(TASK DETAILS) Copy all the data exactly, except the pictures.

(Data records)

════

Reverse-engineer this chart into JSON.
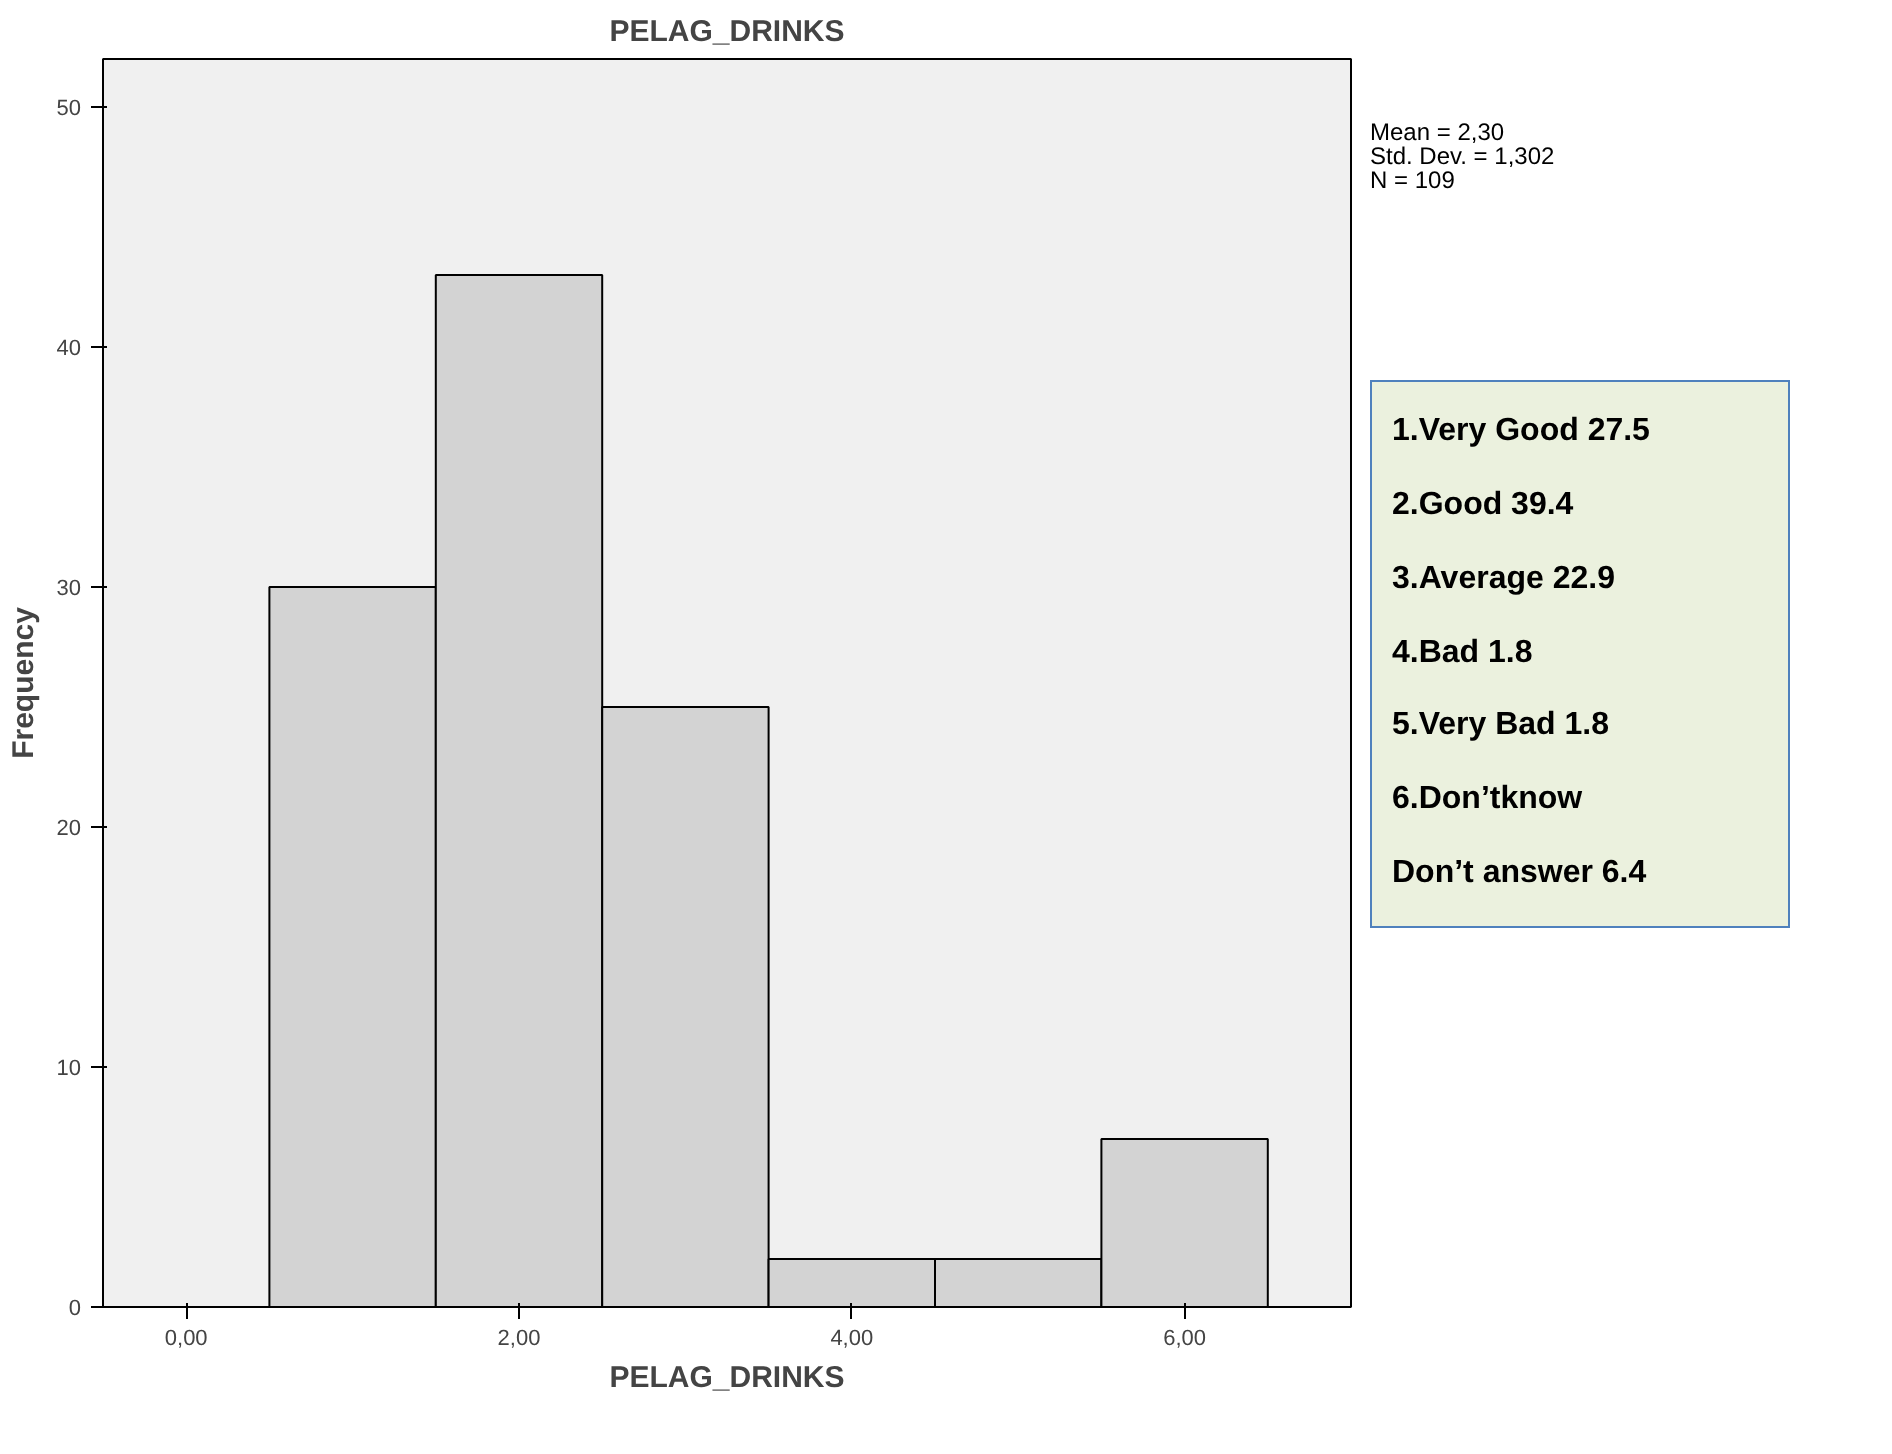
{
  "chart_data": {
    "type": "histogram",
    "title": "PELAG_DRINKS",
    "xlabel": "PELAG_DRINKS",
    "ylabel": "Frequency",
    "bins": [
      0.5,
      1.5,
      2.5,
      3.5,
      4.5,
      5.5,
      6.5
    ],
    "values": [
      30,
      43,
      25,
      2,
      2,
      7
    ],
    "color": "#d3d3d3",
    "xlim": [
      -0.5,
      7.0
    ],
    "xticks": [
      {
        "value": 0,
        "label": "0,00"
      },
      {
        "value": 2,
        "label": "2,00"
      },
      {
        "value": 4,
        "label": "4,00"
      },
      {
        "value": 6,
        "label": "6,00"
      }
    ],
    "ylim": [
      0,
      52
    ],
    "yticks": [
      0,
      10,
      20,
      30,
      40,
      50
    ],
    "grid": false,
    "annotations": [
      "Mean = 2,30",
      "Std. Dev. = 1,302",
      "N = 109",
      "1.Very Good 27.5",
      "2.Good 39.4",
      "3.Average 22.9",
      "4.Bad 1.8",
      "5.Very Bad 1.8",
      "6.Don’tknow",
      "Don’t answer 6.4"
    ]
  }
}
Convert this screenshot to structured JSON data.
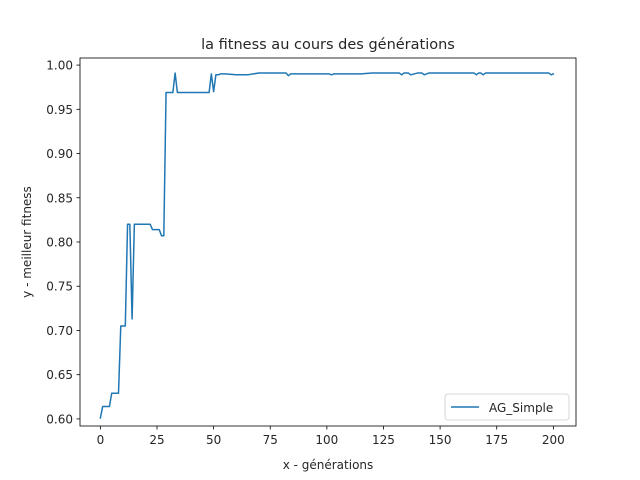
{
  "chart_data": {
    "type": "line",
    "title": "la fitness au cours des générations",
    "xlabel": "x - générations",
    "ylabel": "y - meilleur fitness",
    "xlim": [
      -9,
      210
    ],
    "ylim": [
      0.592,
      1.008
    ],
    "xticks": [
      0,
      25,
      50,
      75,
      100,
      125,
      150,
      175,
      200
    ],
    "yticks": [
      0.6,
      0.65,
      0.7,
      0.75,
      0.8,
      0.85,
      0.9,
      0.95,
      1.0
    ],
    "ytick_labels": [
      "0.60",
      "0.65",
      "0.70",
      "0.75",
      "0.80",
      "0.85",
      "0.90",
      "0.95",
      "1.00"
    ],
    "grid": false,
    "legend_position": "lower right",
    "colors": {
      "series": "#1f77b4",
      "axes": "#000000"
    },
    "series": [
      {
        "name": "AG_Simple",
        "x": [
          0,
          1,
          2,
          3,
          4,
          5,
          6,
          7,
          8,
          9,
          10,
          11,
          12,
          13,
          14,
          15,
          16,
          17,
          18,
          19,
          20,
          21,
          22,
          23,
          24,
          25,
          26,
          27,
          28,
          29,
          30,
          31,
          32,
          33,
          34,
          35,
          40,
          45,
          48,
          49,
          50,
          51,
          52,
          53,
          54,
          55,
          60,
          65,
          70,
          75,
          80,
          82,
          83,
          84,
          85,
          90,
          95,
          100,
          101,
          102,
          103,
          104,
          105,
          110,
          115,
          120,
          125,
          130,
          132,
          133,
          134,
          135,
          136,
          137,
          140,
          142,
          143,
          145,
          150,
          155,
          160,
          165,
          166,
          167,
          168,
          169,
          170,
          175,
          180,
          185,
          190,
          195,
          198,
          199,
          200
        ],
        "y": [
          0.601,
          0.614,
          0.614,
          0.614,
          0.614,
          0.629,
          0.629,
          0.629,
          0.629,
          0.705,
          0.705,
          0.705,
          0.82,
          0.82,
          0.713,
          0.82,
          0.82,
          0.82,
          0.82,
          0.82,
          0.82,
          0.82,
          0.82,
          0.814,
          0.814,
          0.814,
          0.814,
          0.807,
          0.807,
          0.969,
          0.969,
          0.969,
          0.969,
          0.991,
          0.969,
          0.969,
          0.969,
          0.969,
          0.969,
          0.99,
          0.97,
          0.989,
          0.989,
          0.99,
          0.99,
          0.99,
          0.989,
          0.989,
          0.991,
          0.991,
          0.991,
          0.991,
          0.988,
          0.99,
          0.99,
          0.99,
          0.99,
          0.99,
          0.99,
          0.989,
          0.99,
          0.99,
          0.99,
          0.99,
          0.99,
          0.991,
          0.991,
          0.991,
          0.991,
          0.989,
          0.991,
          0.991,
          0.991,
          0.989,
          0.991,
          0.991,
          0.989,
          0.991,
          0.991,
          0.991,
          0.991,
          0.991,
          0.989,
          0.991,
          0.991,
          0.989,
          0.991,
          0.991,
          0.991,
          0.991,
          0.991,
          0.991,
          0.991,
          0.989,
          0.99
        ]
      }
    ]
  }
}
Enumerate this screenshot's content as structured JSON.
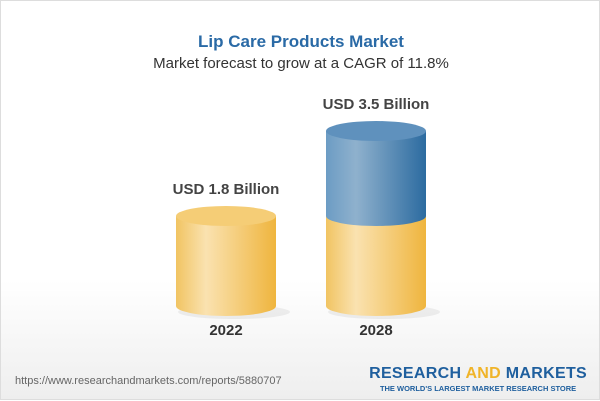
{
  "title": "Lip Care Products Market",
  "subtitle": "Market forecast to grow at a CAGR of 11.8%",
  "chart_data": {
    "type": "bar",
    "style": "3d-cylinder",
    "categories": [
      "2022",
      "2028"
    ],
    "values": [
      1.8,
      3.5
    ],
    "unit": "USD Billion",
    "data_labels": [
      "USD 1.8 Billion",
      "USD 3.5 Billion"
    ],
    "colors": {
      "base": "#f2c35a",
      "growth": "#3f7bb0"
    }
  },
  "footer": {
    "url": "https://www.researchandmarkets.com/reports/5880707",
    "logo_part1": "RESEARCH ",
    "logo_part2": "AND",
    "logo_part3": " MARKETS",
    "tagline": "THE WORLD'S LARGEST MARKET RESEARCH STORE"
  }
}
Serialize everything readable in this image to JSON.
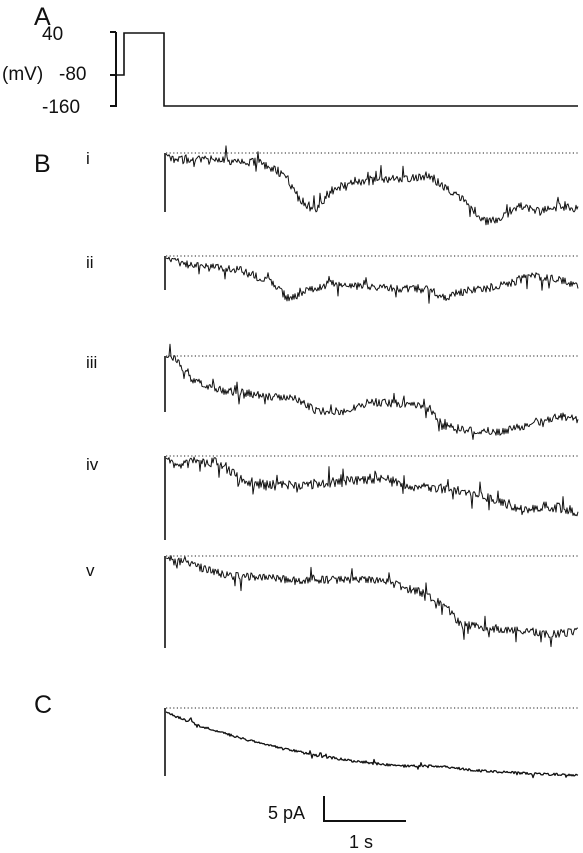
{
  "panels": {
    "a": {
      "letter": "A",
      "unit_label": "(mV)",
      "ticks": [
        "40",
        "-80",
        "-160"
      ],
      "protocol_mV": [
        -80,
        40,
        -160
      ]
    },
    "b": {
      "letter": "B",
      "traces": [
        {
          "label": "i"
        },
        {
          "label": "ii"
        },
        {
          "label": "iii"
        },
        {
          "label": "iv"
        },
        {
          "label": "v"
        }
      ]
    },
    "c": {
      "letter": "C"
    }
  },
  "scale_bar": {
    "current_label": "5 pA",
    "time_label": "1 s"
  }
}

════

(ANSWER TO THE EXERCISE)
Reverse-engineer this chart into JSON.
{
  "chart_data": {
    "type": "histogram",
    "title": "PELAG_DRINKS",
    "xlabel": "PELAG_DRINKS",
    "ylabel": "Frequency",
    "bins": [
      0.5,
      1.5,
      2.5,
      3.5,
      4.5,
      5.5,
      6.5
    ],
    "values": [
      30,
      43,
      25,
      2,
      2,
      7
    ],
    "color": "#d3d3d3",
    "xlim": [
      -0.5,
      7.0
    ],
    "xticks": [
      {
        "value": 0,
        "label": "0,00"
      },
      {
        "value": 2,
        "label": "2,00"
      },
      {
        "value": 4,
        "label": "4,00"
      },
      {
        "value": 6,
        "label": "6,00"
      }
    ],
    "ylim": [
      0,
      52
    ],
    "yticks": [
      0,
      10,
      20,
      30,
      40,
      50
    ],
    "grid": false,
    "annotations": [
      "Mean = 2,30",
      "Std. Dev. = 1,302",
      "N = 109",
      "1.Very Good 27.5",
      "2.Good 39.4",
      "3.Average 22.9",
      "4.Bad 1.8",
      "5.Very Bad 1.8",
      "6.Don’tknow",
      "Don’t answer 6.4"
    ]
  }
}
Convert this screenshot to structured JSON data.
{
  "chart_data": {
    "type": "line",
    "title": "la fitness au cours des générations",
    "xlabel": "x - générations",
    "ylabel": "y - meilleur fitness",
    "xlim": [
      -9,
      210
    ],
    "ylim": [
      0.592,
      1.008
    ],
    "xticks": [
      0,
      25,
      50,
      75,
      100,
      125,
      150,
      175,
      200
    ],
    "yticks": [
      0.6,
      0.65,
      0.7,
      0.75,
      0.8,
      0.85,
      0.9,
      0.95,
      1.0
    ],
    "ytick_labels": [
      "0.60",
      "0.65",
      "0.70",
      "0.75",
      "0.80",
      "0.85",
      "0.90",
      "0.95",
      "1.00"
    ],
    "grid": false,
    "legend_position": "lower right",
    "colors": {
      "series": "#1f77b4",
      "axes": "#000000"
    },
    "series": [
      {
        "name": "AG_Simple",
        "x": [
          0,
          1,
          2,
          3,
          4,
          5,
          6,
          7,
          8,
          9,
          10,
          11,
          12,
          13,
          14,
          15,
          16,
          17,
          18,
          19,
          20,
          21,
          22,
          23,
          24,
          25,
          26,
          27,
          28,
          29,
          30,
          31,
          32,
          33,
          34,
          35,
          40,
          45,
          48,
          49,
          50,
          51,
          52,
          53,
          54,
          55,
          60,
          65,
          70,
          75,
          80,
          82,
          83,
          84,
          85,
          90,
          95,
          100,
          101,
          102,
          103,
          104,
          105,
          110,
          115,
          120,
          125,
          130,
          132,
          133,
          134,
          135,
          136,
          137,
          140,
          142,
          143,
          145,
          150,
          155,
          160,
          165,
          166,
          167,
          168,
          169,
          170,
          175,
          180,
          185,
          190,
          195,
          198,
          199,
          200
        ],
        "y": [
          0.601,
          0.614,
          0.614,
          0.614,
          0.614,
          0.629,
          0.629,
          0.629,
          0.629,
          0.705,
          0.705,
          0.705,
          0.82,
          0.82,
          0.713,
          0.82,
          0.82,
          0.82,
          0.82,
          0.82,
          0.82,
          0.82,
          0.82,
          0.814,
          0.814,
          0.814,
          0.814,
          0.807,
          0.807,
          0.969,
          0.969,
          0.969,
          0.969,
          0.991,
          0.969,
          0.969,
          0.969,
          0.969,
          0.969,
          0.99,
          0.97,
          0.989,
          0.989,
          0.99,
          0.99,
          0.99,
          0.989,
          0.989,
          0.991,
          0.991,
          0.991,
          0.991,
          0.988,
          0.99,
          0.99,
          0.99,
          0.99,
          0.99,
          0.99,
          0.989,
          0.99,
          0.99,
          0.99,
          0.99,
          0.99,
          0.991,
          0.991,
          0.991,
          0.991,
          0.989,
          0.991,
          0.991,
          0.991,
          0.989,
          0.991,
          0.991,
          0.989,
          0.991,
          0.991,
          0.991,
          0.991,
          0.991,
          0.989,
          0.991,
          0.991,
          0.989,
          0.991,
          0.991,
          0.991,
          0.991,
          0.991,
          0.991,
          0.991,
          0.989,
          0.99
        ]
      }
    ]
  }
}
Enumerate this screenshot's content as structured JSON.
{
  "title": "Lip Care Products Market",
  "subtitle": "Market forecast to grow at a CAGR of 11.8%",
  "chart_data": {
    "type": "bar",
    "style": "3d-cylinder",
    "categories": [
      "2022",
      "2028"
    ],
    "values": [
      1.8,
      3.5
    ],
    "unit": "USD Billion",
    "data_labels": [
      "USD 1.8 Billion",
      "USD 3.5 Billion"
    ],
    "colors": {
      "base": "#f2c35a",
      "growth": "#3f7bb0"
    }
  },
  "footer": {
    "url": "https://www.researchandmarkets.com/reports/5880707",
    "logo_part1": "RESEARCH ",
    "logo_part2": "AND",
    "logo_part3": " MARKETS",
    "tagline": "THE WORLD'S LARGEST MARKET RESEARCH STORE"
  }
}
Serialize everything readable in this image to JSON.
{
  "panels": {
    "a": {
      "letter": "A",
      "unit_label": "(mV)",
      "ticks": [
        "40",
        "-80",
        "-160"
      ],
      "protocol_mV": [
        -80,
        40,
        -160
      ]
    },
    "b": {
      "letter": "B",
      "traces": [
        {
          "label": "i"
        },
        {
          "label": "ii"
        },
        {
          "label": "iii"
        },
        {
          "label": "iv"
        },
        {
          "label": "v"
        }
      ]
    },
    "c": {
      "letter": "C"
    }
  },
  "scale_bar": {
    "current_label": "5 pA",
    "time_label": "1 s"
  }
}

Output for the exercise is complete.